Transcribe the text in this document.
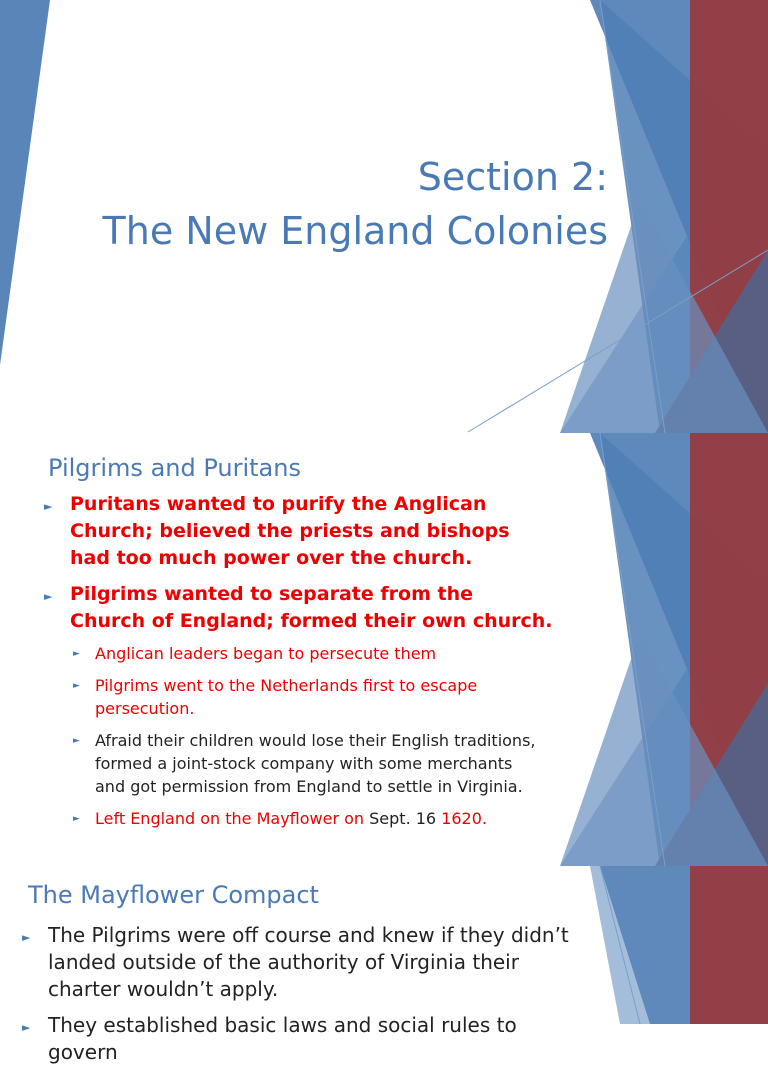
Section 2:
The New England Colonies
Pilgrims and Puritans
► Puritans wanted to purify the Anglican Church; believed the priests and bishops had too much power over the church.
► Pilgrims wanted to separate from the Church of England; formed their own church.
► Anglican leaders began to persecute them
► Pilgrims went to the Netherlands first to escape persecution.
► Afraid their children would lose their English traditions, formed a joint-stock company with some merchants and got permission from England to settle in Virginia.
► Left England on the Mayflower on Sept. 16 1620.
The Mayflower Compact
► The Pilgrims were off course and knew if they didn’t landed outside of the authority of Virginia their charter wouldn’t apply.
► They established basic laws and social rules to govern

- _The request_
Keep the pictures out of the copy and return the rest of the data above exactly.

- _Correct output_
Transcribe the text in this document.
Section 2:
The New England Colonies
Pilgrims and Puritans
► Puritans wanted to purify the Anglican Church; believed the priests and bishops had too much power over the church.
► Pilgrims wanted to separate from the Church of England; formed their own church.
► Anglican leaders began to persecute them
► Pilgrims went to the Netherlands first to escape persecution.
► Afraid their children would lose their English traditions, formed a joint-stock company with some merchants and got permission from England to settle in Virginia.
► Left England on the Mayflower on Sept. 16 1620.
The Mayflower Compact
► The Pilgrims were off course and knew if they didn’t landed outside of the authority of Virginia their charter wouldn’t apply.
► They established basic laws and social rules to govern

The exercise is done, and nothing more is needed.